Recorded data:

•••

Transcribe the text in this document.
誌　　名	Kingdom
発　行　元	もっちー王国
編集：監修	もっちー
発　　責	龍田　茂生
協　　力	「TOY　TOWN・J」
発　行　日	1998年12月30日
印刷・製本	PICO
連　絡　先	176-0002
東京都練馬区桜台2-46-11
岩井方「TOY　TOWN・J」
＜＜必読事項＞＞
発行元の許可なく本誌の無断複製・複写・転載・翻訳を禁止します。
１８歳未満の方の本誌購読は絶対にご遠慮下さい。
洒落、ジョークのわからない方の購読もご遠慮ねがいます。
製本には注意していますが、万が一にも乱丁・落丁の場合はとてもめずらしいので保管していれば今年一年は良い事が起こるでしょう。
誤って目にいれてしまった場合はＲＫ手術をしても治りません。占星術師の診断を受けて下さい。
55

•••

TASK: Your task is to output the full set of records exactly as presented.

RESPONSE TO THE EXERCISE:
Transcribe the text in this document.
誌　　名	Kingdom
発　行　元	もっちー王国
編集：監修	もっちー
発　　責	龍田　茂生
協　　力	「TOY　TOWN・J」
発　行　日	1998年12月30日
印刷・製本	PICO
連　絡　先	176-0002
東京都練馬区桜台2-46-11
岩井方「TOY　TOWN・J」
＜＜必読事項＞＞
発行元の許可なく本誌の無断複製・複写・転載・翻訳を禁止します。
１８歳未満の方の本誌購読は絶対にご遠慮下さい。
洒落、ジョークのわからない方の購読もご遠慮ねがいます。
製本には注意していますが、万が一にも乱丁・落丁の場合はとてもめずらしいので保管していれば今年一年は良い事が起こるでしょう。
誤って目にいれてしまった場合はＲＫ手術をしても治りません。占星術師の診断を受けて下さい。
55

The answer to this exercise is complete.